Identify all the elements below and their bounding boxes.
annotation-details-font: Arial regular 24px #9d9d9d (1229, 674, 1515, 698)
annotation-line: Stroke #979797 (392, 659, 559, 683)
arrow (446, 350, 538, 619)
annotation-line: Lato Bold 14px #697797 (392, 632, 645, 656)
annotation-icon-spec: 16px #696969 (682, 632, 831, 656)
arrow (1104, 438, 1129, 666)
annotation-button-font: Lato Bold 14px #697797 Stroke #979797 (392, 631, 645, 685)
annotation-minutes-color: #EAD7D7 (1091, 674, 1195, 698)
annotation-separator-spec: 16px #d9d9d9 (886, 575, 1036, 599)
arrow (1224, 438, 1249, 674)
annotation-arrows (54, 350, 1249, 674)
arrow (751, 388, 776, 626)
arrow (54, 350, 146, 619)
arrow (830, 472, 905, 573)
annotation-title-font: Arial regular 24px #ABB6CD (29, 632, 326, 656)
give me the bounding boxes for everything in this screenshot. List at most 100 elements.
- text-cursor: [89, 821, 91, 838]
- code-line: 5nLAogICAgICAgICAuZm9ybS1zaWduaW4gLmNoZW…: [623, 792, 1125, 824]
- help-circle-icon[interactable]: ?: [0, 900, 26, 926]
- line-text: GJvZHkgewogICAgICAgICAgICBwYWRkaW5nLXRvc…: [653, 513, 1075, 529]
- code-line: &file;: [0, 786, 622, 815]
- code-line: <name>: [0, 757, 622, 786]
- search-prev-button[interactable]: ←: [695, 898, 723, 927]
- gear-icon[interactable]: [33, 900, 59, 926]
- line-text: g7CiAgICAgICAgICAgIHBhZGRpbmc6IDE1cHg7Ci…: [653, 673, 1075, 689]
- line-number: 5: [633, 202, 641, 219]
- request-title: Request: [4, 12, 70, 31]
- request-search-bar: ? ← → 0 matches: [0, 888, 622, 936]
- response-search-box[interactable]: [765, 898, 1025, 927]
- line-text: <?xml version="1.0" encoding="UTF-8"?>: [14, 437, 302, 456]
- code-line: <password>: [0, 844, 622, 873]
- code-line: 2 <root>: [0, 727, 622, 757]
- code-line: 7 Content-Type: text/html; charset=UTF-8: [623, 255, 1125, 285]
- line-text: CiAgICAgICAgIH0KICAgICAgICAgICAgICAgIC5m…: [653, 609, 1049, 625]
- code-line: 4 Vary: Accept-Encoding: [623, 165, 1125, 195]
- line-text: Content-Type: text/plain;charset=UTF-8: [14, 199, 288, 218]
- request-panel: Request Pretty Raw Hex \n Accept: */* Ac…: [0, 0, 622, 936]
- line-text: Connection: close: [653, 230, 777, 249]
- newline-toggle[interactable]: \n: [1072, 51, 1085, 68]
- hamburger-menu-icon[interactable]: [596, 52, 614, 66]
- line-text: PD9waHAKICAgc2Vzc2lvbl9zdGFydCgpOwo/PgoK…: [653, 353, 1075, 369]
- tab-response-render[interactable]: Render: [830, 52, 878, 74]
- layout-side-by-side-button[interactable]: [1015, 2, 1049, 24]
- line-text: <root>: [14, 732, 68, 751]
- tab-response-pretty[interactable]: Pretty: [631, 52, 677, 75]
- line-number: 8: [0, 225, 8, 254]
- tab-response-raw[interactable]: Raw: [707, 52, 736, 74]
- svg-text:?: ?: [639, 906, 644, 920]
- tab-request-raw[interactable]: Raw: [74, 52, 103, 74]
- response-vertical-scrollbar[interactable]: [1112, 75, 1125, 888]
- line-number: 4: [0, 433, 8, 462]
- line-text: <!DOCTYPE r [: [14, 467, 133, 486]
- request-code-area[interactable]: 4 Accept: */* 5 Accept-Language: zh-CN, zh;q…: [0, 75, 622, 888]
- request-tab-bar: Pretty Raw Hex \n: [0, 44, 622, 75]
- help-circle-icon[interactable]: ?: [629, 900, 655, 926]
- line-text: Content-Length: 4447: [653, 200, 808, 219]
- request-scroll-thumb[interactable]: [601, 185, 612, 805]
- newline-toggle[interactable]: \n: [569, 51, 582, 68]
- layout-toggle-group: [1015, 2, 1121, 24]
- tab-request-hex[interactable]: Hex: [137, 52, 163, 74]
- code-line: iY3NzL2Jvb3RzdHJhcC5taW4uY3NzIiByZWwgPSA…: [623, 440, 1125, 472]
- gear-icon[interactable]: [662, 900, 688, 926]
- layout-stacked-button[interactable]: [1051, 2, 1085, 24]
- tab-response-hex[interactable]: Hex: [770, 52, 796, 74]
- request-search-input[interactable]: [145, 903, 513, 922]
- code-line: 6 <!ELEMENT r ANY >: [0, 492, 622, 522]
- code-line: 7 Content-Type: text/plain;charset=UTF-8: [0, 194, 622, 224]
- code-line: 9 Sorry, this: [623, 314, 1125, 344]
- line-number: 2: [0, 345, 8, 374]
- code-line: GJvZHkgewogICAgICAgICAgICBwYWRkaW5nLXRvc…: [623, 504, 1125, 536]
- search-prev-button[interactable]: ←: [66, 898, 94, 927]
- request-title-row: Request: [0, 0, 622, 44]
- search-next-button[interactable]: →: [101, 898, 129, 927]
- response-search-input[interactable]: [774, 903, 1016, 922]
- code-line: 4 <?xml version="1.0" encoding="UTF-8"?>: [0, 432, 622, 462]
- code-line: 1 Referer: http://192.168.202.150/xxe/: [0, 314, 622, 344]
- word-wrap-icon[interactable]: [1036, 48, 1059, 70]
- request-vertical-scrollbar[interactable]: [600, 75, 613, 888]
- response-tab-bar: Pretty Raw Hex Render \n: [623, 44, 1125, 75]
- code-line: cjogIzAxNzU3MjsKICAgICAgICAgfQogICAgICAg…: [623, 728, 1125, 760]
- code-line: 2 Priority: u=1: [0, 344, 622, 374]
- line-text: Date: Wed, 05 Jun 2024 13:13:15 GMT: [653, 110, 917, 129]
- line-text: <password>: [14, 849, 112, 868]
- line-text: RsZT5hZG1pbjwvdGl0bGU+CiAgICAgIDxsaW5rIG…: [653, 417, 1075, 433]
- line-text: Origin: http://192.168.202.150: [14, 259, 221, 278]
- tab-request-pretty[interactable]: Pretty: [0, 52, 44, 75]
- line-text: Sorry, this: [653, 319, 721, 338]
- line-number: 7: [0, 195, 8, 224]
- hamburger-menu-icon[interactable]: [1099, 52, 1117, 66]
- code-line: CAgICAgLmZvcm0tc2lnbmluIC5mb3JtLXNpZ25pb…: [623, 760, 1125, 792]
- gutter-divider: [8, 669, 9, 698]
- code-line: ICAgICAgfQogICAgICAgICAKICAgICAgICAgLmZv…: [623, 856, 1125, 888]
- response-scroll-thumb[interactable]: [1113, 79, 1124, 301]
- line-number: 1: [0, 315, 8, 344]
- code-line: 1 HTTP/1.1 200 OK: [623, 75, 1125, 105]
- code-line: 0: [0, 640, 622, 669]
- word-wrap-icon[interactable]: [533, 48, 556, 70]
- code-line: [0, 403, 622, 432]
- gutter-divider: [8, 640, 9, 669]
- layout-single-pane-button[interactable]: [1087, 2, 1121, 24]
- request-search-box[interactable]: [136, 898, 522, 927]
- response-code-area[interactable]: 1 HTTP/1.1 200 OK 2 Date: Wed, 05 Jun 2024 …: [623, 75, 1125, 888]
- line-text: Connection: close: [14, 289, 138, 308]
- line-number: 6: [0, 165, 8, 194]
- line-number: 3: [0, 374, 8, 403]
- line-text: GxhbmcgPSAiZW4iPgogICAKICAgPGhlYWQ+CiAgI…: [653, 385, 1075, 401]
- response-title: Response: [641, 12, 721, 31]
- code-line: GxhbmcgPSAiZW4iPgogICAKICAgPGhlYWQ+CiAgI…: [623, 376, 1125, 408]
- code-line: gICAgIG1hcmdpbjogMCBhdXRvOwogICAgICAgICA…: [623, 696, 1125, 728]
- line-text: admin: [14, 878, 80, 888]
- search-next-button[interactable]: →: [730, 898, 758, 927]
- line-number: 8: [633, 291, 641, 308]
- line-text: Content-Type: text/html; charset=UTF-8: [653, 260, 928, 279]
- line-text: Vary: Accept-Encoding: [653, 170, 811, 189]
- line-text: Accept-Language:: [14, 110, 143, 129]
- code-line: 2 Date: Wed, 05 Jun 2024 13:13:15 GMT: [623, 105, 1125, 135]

_Given instruction:_ Copy the records from the first line through the line with "arrow (1104, 438, 1129, 666)", putting "Roboto Bold" in place of "Lato Bold" and keeping everything else the same.

_Completed task:_
Identify all the elements below and their bounding boxes.
annotation-details-font: Arial regular 24px #9d9d9d (1229, 674, 1515, 698)
annotation-line: Stroke #979797 (392, 659, 559, 683)
arrow (446, 350, 538, 619)
annotation-line: Roboto Bold 14px #697797 (392, 632, 645, 656)
annotation-icon-spec: 16px #696969 (682, 632, 831, 656)
arrow (1104, 438, 1129, 666)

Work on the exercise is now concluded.